_What the exercise asks_: Track down each line that has the word "Scope" and copy it.

_Records supplied_:
_ _ _

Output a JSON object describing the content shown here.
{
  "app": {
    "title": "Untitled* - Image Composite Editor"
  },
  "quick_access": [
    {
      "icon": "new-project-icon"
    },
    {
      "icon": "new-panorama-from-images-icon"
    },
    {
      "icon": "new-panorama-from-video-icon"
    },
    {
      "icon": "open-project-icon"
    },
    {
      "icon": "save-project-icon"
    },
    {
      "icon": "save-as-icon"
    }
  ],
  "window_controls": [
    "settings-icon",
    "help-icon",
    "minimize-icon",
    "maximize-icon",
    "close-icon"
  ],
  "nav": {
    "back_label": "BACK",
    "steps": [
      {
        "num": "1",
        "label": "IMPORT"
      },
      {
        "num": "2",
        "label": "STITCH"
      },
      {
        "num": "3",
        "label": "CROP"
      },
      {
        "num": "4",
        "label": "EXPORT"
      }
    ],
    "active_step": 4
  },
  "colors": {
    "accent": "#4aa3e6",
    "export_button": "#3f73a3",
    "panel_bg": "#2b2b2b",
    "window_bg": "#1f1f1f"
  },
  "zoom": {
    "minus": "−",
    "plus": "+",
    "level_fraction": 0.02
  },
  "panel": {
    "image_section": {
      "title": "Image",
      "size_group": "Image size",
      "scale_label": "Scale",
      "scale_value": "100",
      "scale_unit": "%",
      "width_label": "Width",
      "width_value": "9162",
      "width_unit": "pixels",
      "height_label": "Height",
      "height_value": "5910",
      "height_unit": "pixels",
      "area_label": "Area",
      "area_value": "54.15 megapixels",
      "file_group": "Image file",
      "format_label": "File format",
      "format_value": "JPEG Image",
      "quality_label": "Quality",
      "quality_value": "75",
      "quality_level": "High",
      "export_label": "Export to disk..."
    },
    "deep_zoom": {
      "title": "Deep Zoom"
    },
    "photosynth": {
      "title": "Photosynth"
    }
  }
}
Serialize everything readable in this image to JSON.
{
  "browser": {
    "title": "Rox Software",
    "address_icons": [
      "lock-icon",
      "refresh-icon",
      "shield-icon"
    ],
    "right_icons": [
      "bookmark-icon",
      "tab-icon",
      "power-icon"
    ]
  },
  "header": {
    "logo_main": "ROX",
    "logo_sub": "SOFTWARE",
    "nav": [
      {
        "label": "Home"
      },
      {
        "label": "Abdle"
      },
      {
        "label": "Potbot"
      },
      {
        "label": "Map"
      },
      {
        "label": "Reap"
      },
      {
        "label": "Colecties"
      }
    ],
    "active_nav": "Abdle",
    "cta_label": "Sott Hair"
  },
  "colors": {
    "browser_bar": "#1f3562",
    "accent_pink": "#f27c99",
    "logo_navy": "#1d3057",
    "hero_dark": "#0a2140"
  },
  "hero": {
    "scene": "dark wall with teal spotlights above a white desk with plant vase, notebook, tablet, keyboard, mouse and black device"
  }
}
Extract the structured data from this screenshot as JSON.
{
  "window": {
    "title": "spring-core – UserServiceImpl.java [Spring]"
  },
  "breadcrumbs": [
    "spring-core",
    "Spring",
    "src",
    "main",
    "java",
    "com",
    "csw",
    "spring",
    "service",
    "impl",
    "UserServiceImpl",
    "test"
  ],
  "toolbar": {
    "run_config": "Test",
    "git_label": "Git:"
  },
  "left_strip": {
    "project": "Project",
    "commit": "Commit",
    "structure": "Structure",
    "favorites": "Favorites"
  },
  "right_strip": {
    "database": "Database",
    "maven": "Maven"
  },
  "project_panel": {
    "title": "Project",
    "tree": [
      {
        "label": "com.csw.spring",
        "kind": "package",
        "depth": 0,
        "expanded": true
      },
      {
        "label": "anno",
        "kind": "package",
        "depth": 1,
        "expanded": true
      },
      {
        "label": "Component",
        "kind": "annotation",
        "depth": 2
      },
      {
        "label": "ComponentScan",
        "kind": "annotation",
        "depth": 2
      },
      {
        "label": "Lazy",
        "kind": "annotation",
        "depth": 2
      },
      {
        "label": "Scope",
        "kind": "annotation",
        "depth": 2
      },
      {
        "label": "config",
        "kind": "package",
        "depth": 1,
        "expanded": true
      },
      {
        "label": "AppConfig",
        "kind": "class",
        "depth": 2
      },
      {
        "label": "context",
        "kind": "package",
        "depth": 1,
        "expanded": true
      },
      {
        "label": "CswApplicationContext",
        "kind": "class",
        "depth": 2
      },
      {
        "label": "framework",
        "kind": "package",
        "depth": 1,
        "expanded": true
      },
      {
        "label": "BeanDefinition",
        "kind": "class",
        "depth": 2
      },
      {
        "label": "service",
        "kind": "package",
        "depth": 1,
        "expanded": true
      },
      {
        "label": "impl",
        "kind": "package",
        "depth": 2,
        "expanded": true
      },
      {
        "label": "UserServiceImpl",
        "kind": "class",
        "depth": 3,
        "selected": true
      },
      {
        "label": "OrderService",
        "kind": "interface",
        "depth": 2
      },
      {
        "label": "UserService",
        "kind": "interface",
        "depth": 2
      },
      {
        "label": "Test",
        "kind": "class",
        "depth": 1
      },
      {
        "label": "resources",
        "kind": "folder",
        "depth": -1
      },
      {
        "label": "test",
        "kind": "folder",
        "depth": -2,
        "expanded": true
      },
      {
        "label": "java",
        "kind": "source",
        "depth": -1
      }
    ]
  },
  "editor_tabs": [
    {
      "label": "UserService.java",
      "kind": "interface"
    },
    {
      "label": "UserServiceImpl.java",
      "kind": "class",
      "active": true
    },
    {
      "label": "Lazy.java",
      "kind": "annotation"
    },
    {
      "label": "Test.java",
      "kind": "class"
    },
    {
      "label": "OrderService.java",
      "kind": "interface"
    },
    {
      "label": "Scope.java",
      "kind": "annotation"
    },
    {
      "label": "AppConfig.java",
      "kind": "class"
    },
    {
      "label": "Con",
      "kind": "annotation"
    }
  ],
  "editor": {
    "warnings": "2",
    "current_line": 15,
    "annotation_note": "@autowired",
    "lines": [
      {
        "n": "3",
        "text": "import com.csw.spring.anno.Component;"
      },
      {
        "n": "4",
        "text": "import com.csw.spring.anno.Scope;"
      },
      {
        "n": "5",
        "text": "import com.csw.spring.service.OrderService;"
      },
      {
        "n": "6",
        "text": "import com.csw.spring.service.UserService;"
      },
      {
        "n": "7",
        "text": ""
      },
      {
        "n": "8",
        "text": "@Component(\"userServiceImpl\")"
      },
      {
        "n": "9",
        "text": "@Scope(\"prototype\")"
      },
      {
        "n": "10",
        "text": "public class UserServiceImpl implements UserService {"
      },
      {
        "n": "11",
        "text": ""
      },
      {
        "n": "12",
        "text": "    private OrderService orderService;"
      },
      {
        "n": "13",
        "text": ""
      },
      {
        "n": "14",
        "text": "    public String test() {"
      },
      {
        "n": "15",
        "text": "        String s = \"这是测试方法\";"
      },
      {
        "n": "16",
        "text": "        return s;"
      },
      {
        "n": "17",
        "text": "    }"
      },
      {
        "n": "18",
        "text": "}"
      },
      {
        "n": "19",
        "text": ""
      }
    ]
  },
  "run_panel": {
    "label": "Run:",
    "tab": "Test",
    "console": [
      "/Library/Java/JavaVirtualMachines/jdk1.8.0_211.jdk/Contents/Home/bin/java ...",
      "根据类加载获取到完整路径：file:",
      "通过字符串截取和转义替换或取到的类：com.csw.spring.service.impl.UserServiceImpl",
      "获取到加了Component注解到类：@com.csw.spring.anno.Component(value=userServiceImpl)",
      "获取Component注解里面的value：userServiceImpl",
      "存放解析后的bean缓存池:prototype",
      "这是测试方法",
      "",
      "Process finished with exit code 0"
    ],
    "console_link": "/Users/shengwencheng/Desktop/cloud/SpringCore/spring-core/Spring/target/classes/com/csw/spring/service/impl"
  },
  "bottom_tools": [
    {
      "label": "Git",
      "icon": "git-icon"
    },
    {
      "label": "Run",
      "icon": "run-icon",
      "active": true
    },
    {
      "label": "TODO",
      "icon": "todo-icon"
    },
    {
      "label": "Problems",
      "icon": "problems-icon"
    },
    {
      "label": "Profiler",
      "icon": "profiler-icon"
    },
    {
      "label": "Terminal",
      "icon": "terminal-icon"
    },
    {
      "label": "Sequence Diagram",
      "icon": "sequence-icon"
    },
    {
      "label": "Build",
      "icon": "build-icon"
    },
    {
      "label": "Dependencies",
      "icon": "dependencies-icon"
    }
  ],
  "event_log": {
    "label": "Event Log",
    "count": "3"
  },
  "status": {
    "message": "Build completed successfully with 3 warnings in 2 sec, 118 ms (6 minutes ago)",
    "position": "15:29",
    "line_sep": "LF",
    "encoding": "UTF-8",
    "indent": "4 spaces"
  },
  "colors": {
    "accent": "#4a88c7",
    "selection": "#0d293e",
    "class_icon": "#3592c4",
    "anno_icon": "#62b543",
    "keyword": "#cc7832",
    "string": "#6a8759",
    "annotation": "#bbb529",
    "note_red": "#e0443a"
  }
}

_ _ _

_Reply to the task_:
        "label": "Scope",
      "label": "Scope.java",
        "text": "import com.csw.spring.anno.Scope;"
        "text": "@Scope(\"prototype\")"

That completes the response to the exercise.